=== Dataset rows ===

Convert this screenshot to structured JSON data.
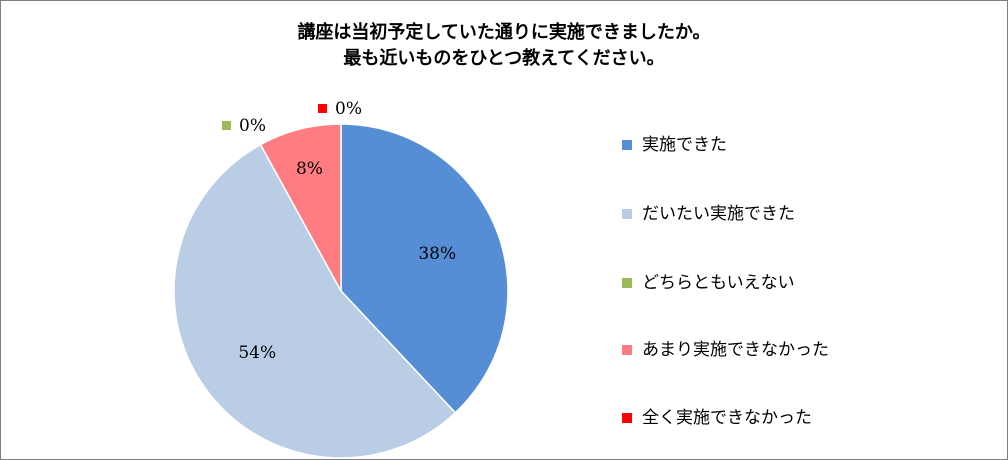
{
  "chart_data": {
    "type": "pie",
    "title_lines": [
      "講座は当初予定していた通りに実施できましたか。",
      "最も近いものをひとつ教えてください。"
    ],
    "categories": [
      "実施できた",
      "だいたい実施できた",
      "どちらともいえない",
      "あまり実施できなかった",
      "全く実施できなかった"
    ],
    "values": [
      38,
      54,
      0,
      8,
      0
    ],
    "labels": [
      "38%",
      "54%",
      "0%",
      "8%",
      "0%"
    ],
    "colors": [
      "#558ED5",
      "#B9CDE5",
      "#9BBB59",
      "#FF7C80",
      "#FF0000"
    ],
    "legend_position": "right"
  }
}
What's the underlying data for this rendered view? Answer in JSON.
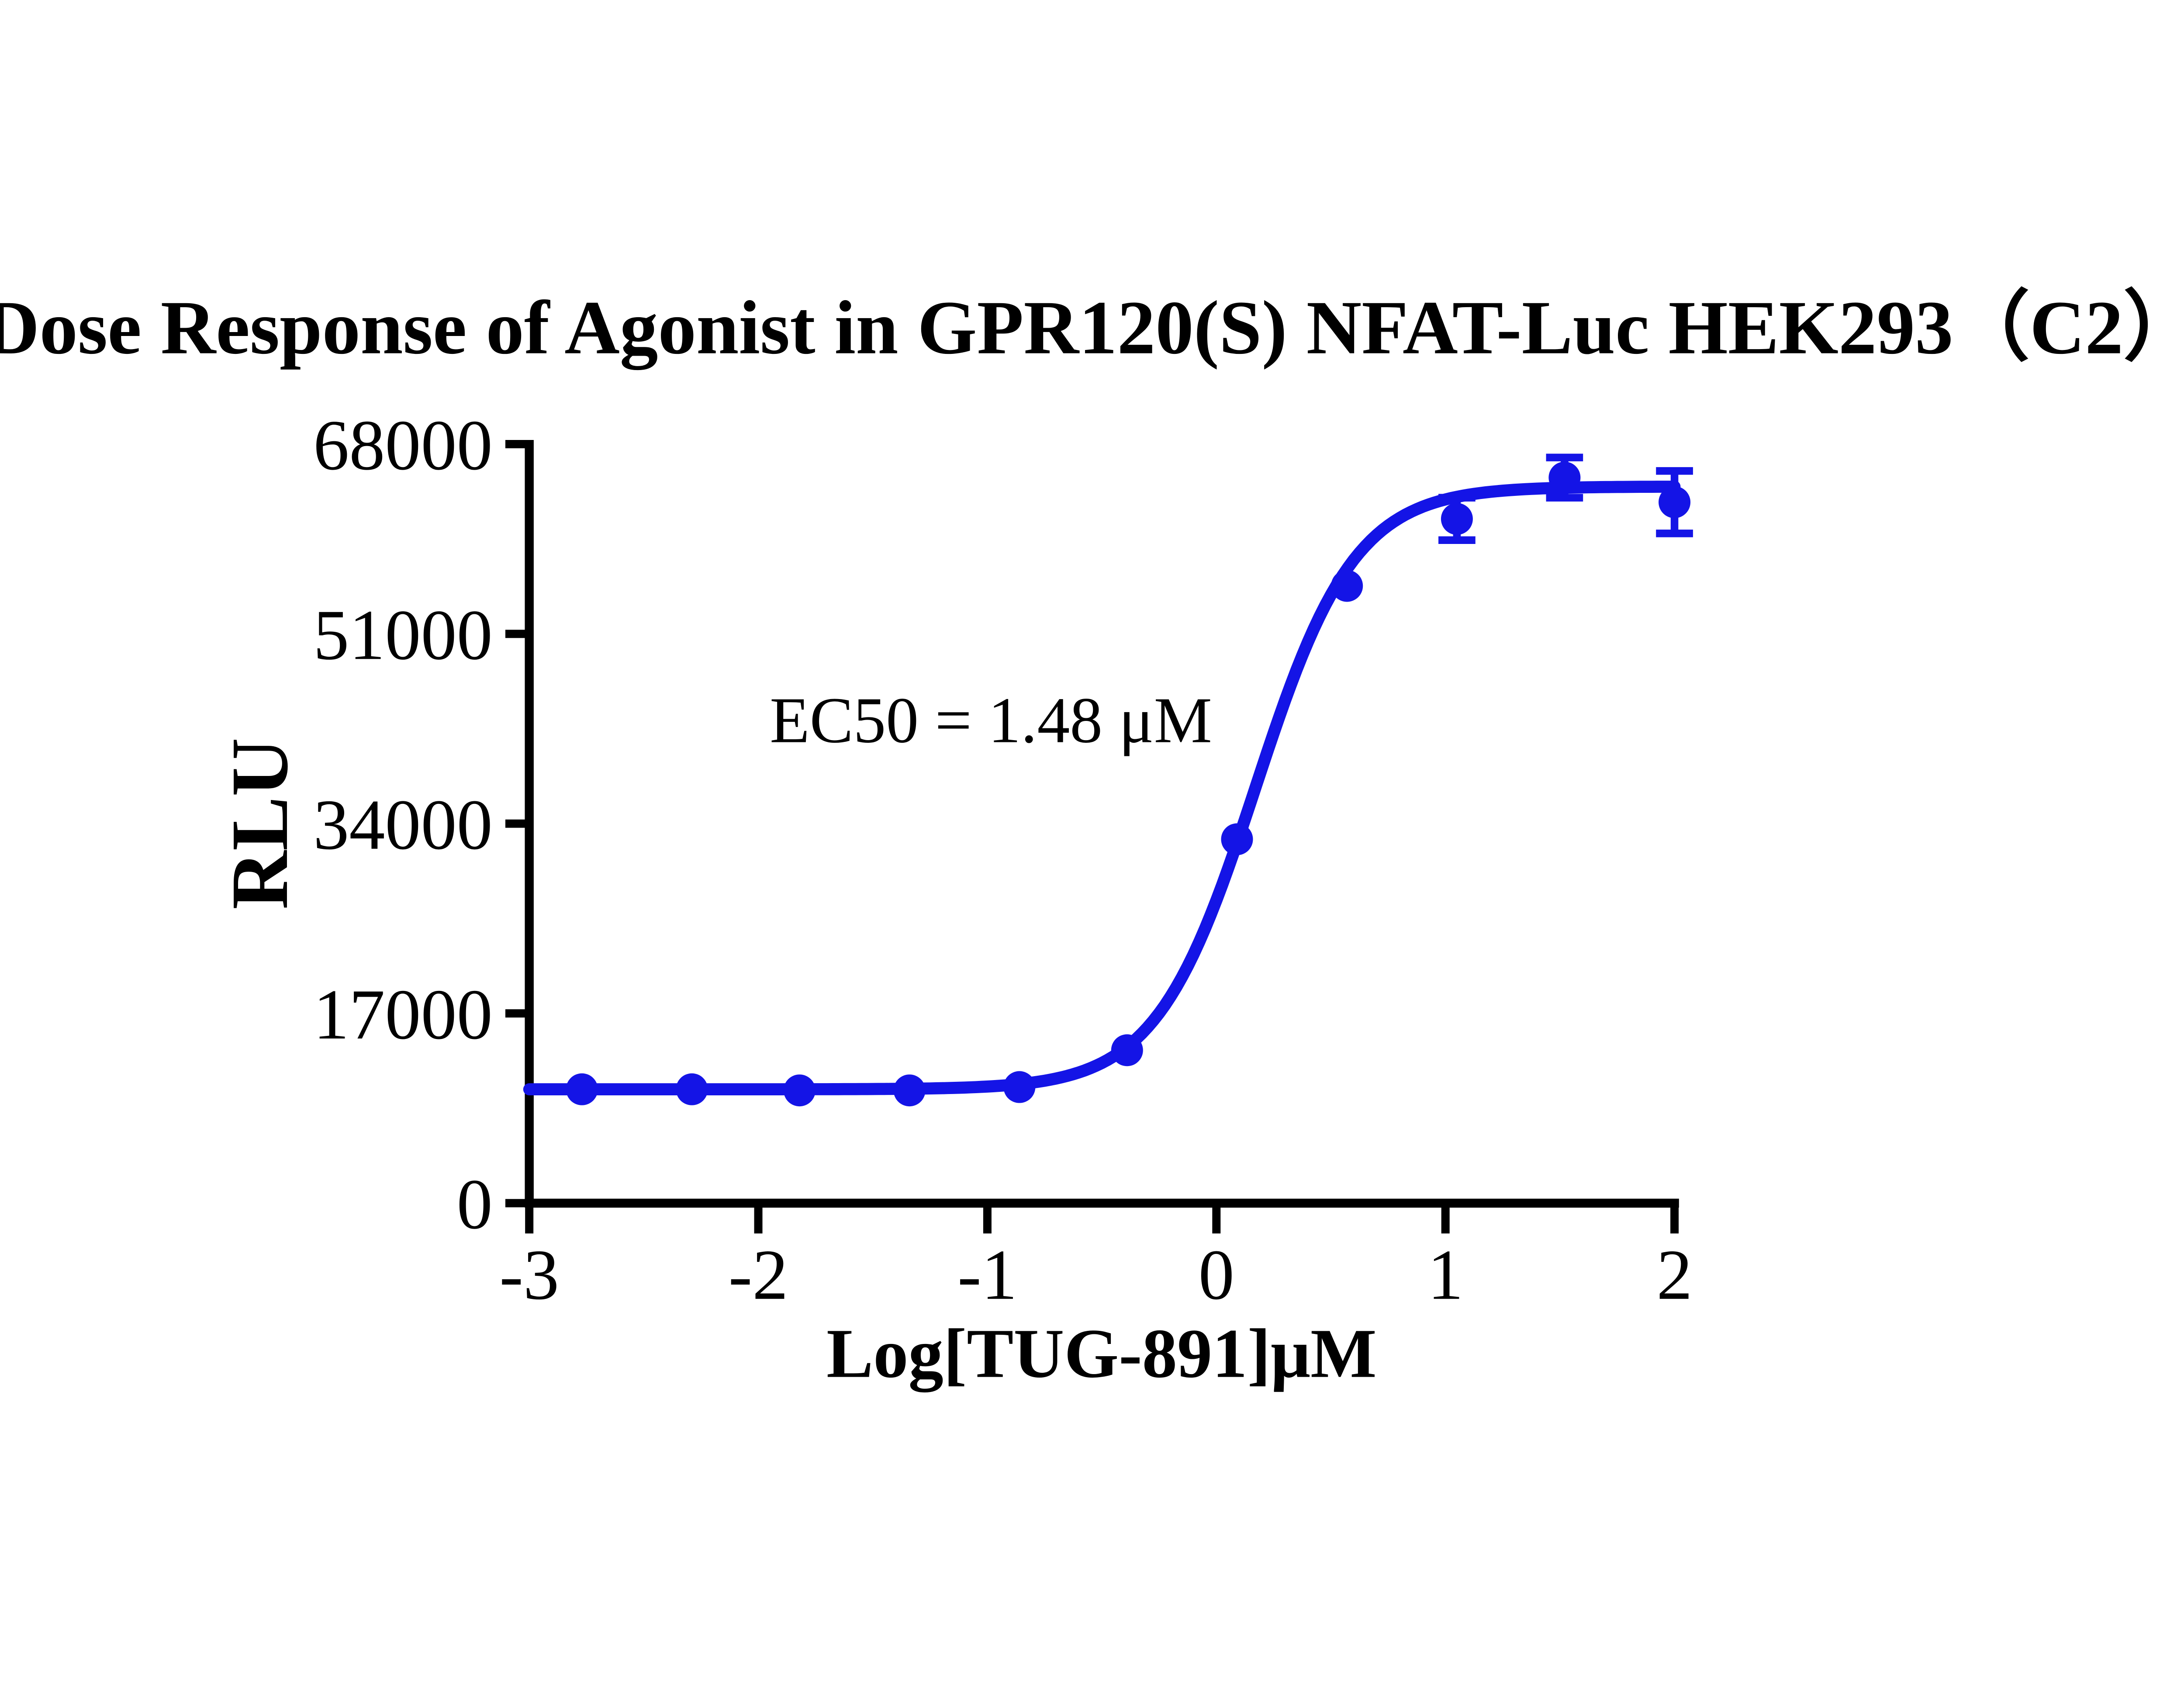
{
  "figure": {
    "background_color": "#ffffff",
    "axis_color": "#000000",
    "accent_color": "#1414e6"
  },
  "chart_data": {
    "type": "scatter",
    "title": "Dose Response of Agonist in GPR120(S) NFAT-Luc HEK293（C2）",
    "xlabel": "Log[TUG-891]μM",
    "ylabel": "RLU",
    "xlim": [
      -3,
      2
    ],
    "ylim": [
      0,
      68000
    ],
    "x_ticks": [
      -3,
      -2,
      -1,
      0,
      1,
      2
    ],
    "y_ticks": [
      0,
      17000,
      34000,
      51000,
      68000
    ],
    "grid": false,
    "legend": "none",
    "annotation": {
      "text": "EC50 = 1.48 μM",
      "x": -1.95,
      "y": 41300
    },
    "series": [
      {
        "name": "TUG-891",
        "color": "#1414e6",
        "marker": "circle",
        "x": [
          -2.77,
          -2.29,
          -1.82,
          -1.34,
          -0.86,
          -0.39,
          0.09,
          0.57,
          1.05,
          1.52,
          2.0
        ],
        "y": [
          10200,
          10200,
          10100,
          10100,
          10400,
          13700,
          32600,
          55300,
          61300,
          65000,
          62800
        ],
        "yerr": [
          0,
          0,
          0,
          0,
          0,
          0,
          0,
          0,
          1900,
          1800,
          2800
        ]
      }
    ],
    "fit_curve": {
      "model": "four-parameter-logistic",
      "bottom": 10200,
      "top": 64200,
      "log_ec50": 0.17,
      "hill_slope": 2.0,
      "ec50_um": 1.48
    }
  }
}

===

> [Task description]: Reproduce the data above in full, exactly as it is, with the pictures left out.

> [Answer to the problem]:
Convert this screenshot to structured JSON data.
{
  "chart_data": {
    "type": "pie",
    "title_lines": [
      "講座は当初予定していた通りに実施できましたか。",
      "最も近いものをひとつ教えてください。"
    ],
    "categories": [
      "実施できた",
      "だいたい実施できた",
      "どちらともいえない",
      "あまり実施できなかった",
      "全く実施できなかった"
    ],
    "values": [
      38,
      54,
      0,
      8,
      0
    ],
    "labels": [
      "38%",
      "54%",
      "0%",
      "8%",
      "0%"
    ],
    "colors": [
      "#558ED5",
      "#B9CDE5",
      "#9BBB59",
      "#FF7C80",
      "#FF0000"
    ],
    "legend_position": "right"
  }
}
What's the underlying data for this rendered view? Answer in JSON.
{
  "figure": {
    "background_color": "#ffffff",
    "axis_color": "#000000",
    "accent_color": "#1414e6"
  },
  "chart_data": {
    "type": "scatter",
    "title": "Dose Response of Agonist in GPR120(S) NFAT-Luc HEK293（C2）",
    "xlabel": "Log[TUG-891]μM",
    "ylabel": "RLU",
    "xlim": [
      -3,
      2
    ],
    "ylim": [
      0,
      68000
    ],
    "x_ticks": [
      -3,
      -2,
      -1,
      0,
      1,
      2
    ],
    "y_ticks": [
      0,
      17000,
      34000,
      51000,
      68000
    ],
    "grid": false,
    "legend": "none",
    "annotation": {
      "text": "EC50 = 1.48 μM",
      "x": -1.95,
      "y": 41300
    },
    "series": [
      {
        "name": "TUG-891",
        "color": "#1414e6",
        "marker": "circle",
        "x": [
          -2.77,
          -2.29,
          -1.82,
          -1.34,
          -0.86,
          -0.39,
          0.09,
          0.57,
          1.05,
          1.52,
          2.0
        ],
        "y": [
          10200,
          10200,
          10100,
          10100,
          10400,
          13700,
          32600,
          55300,
          61300,
          65000,
          62800
        ],
        "yerr": [
          0,
          0,
          0,
          0,
          0,
          0,
          0,
          0,
          1900,
          1800,
          2800
        ]
      }
    ],
    "fit_curve": {
      "model": "four-parameter-logistic",
      "bottom": 10200,
      "top": 64200,
      "log_ec50": 0.17,
      "hill_slope": 2.0,
      "ec50_um": 1.48
    }
  }
}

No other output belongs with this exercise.